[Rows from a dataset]
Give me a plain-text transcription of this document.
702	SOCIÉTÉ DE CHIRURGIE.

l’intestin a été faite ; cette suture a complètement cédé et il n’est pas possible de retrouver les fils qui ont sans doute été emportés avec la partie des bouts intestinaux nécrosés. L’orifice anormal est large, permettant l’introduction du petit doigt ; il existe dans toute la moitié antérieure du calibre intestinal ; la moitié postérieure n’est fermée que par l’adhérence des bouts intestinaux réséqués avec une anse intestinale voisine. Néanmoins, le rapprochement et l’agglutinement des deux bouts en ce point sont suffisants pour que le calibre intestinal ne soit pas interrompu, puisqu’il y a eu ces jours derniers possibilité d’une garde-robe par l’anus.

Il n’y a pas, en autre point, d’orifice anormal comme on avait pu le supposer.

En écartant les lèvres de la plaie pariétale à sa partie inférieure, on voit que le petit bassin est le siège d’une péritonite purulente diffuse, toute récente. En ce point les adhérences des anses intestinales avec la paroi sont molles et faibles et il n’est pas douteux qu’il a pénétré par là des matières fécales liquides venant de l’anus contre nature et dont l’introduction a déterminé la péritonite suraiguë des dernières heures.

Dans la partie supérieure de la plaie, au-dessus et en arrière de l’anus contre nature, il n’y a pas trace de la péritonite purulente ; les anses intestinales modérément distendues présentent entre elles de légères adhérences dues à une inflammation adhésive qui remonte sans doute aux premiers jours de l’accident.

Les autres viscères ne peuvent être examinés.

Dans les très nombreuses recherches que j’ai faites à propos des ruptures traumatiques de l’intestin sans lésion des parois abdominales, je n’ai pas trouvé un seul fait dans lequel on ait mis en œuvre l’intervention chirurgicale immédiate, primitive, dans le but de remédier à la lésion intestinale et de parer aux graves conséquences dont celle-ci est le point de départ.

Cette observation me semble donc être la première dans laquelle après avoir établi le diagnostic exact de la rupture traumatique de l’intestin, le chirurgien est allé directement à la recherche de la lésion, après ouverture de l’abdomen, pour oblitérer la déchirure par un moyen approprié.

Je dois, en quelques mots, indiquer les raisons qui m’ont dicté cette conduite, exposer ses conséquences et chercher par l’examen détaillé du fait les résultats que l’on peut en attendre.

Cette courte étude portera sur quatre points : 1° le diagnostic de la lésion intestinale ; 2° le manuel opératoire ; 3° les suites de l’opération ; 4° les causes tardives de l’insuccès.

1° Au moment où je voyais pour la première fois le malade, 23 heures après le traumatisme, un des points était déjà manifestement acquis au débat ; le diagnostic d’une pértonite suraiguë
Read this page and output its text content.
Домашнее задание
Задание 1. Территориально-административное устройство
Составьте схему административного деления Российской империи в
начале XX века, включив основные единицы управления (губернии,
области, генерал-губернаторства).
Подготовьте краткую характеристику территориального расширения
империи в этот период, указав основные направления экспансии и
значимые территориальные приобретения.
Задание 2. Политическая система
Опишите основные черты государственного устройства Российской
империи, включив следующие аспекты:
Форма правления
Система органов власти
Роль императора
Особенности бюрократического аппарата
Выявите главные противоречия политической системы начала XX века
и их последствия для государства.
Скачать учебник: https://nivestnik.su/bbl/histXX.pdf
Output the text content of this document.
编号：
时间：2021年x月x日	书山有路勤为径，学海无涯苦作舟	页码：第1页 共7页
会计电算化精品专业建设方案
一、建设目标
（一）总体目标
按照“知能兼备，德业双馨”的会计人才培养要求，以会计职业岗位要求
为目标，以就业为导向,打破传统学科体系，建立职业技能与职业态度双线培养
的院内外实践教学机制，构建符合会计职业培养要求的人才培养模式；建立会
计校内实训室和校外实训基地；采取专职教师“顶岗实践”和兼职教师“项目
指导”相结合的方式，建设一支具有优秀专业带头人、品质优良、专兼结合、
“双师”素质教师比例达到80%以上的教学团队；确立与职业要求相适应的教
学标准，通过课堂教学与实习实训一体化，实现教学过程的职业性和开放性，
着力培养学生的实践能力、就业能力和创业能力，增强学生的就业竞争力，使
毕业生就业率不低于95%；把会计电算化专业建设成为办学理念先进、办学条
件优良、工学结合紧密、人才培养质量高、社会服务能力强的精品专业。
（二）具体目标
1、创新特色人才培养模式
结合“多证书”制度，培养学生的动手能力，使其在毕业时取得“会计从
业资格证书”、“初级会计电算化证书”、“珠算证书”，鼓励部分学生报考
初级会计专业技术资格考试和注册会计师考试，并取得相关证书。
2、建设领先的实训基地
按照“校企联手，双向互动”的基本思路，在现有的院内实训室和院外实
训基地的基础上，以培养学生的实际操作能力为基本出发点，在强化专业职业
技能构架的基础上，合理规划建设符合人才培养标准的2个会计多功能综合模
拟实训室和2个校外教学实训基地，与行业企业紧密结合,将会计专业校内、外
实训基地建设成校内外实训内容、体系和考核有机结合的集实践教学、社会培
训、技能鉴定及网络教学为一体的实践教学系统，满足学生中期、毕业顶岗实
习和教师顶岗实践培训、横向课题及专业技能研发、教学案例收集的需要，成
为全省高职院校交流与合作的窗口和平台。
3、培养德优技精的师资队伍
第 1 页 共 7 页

[THE REQUEST]
Give back exactly the lines from the one containing "Output the text content of this document." to the end of the material, both ends included.

[ANSWER TO THIS TASK]
Output the text content of this document.
编号：
时间：2021年x月x日	书山有路勤为径，学海无涯苦作舟	页码：第1页 共7页
会计电算化精品专业建设方案
一、建设目标
（一）总体目标
按照“知能兼备，德业双馨”的会计人才培养要求，以会计职业岗位要求
为目标，以就业为导向,打破传统学科体系，建立职业技能与职业态度双线培养
的院内外实践教学机制，构建符合会计职业培养要求的人才培养模式；建立会
计校内实训室和校外实训基地；采取专职教师“顶岗实践”和兼职教师“项目
指导”相结合的方式，建设一支具有优秀专业带头人、品质优良、专兼结合、
“双师”素质教师比例达到80%以上的教学团队；确立与职业要求相适应的教
学标准，通过课堂教学与实习实训一体化，实现教学过程的职业性和开放性，
着力培养学生的实践能力、就业能力和创业能力，增强学生的就业竞争力，使
毕业生就业率不低于95%；把会计电算化专业建设成为办学理念先进、办学条
件优良、工学结合紧密、人才培养质量高、社会服务能力强的精品专业。
（二）具体目标
1、创新特色人才培养模式
结合“多证书”制度，培养学生的动手能力，使其在毕业时取得“会计从
业资格证书”、“初级会计电算化证书”、“珠算证书”，鼓励部分学生报考
初级会计专业技术资格考试和注册会计师考试，并取得相关证书。
2、建设领先的实训基地
按照“校企联手，双向互动”的基本思路，在现有的院内实训室和院外实
训基地的基础上，以培养学生的实际操作能力为基本出发点，在强化专业职业
技能构架的基础上，合理规划建设符合人才培养标准的2个会计多功能综合模
拟实训室和2个校外教学实训基地，与行业企业紧密结合,将会计专业校内、外
实训基地建设成校内外实训内容、体系和考核有机结合的集实践教学、社会培
训、技能鉴定及网络教学为一体的实践教学系统，满足学生中期、毕业顶岗实
习和教师顶岗实践培训、横向课题及专业技能研发、教学案例收集的需要，成
为全省高职院校交流与合作的窗口和平台。
3、培养德优技精的师资队伍
第 1 页 共 7 页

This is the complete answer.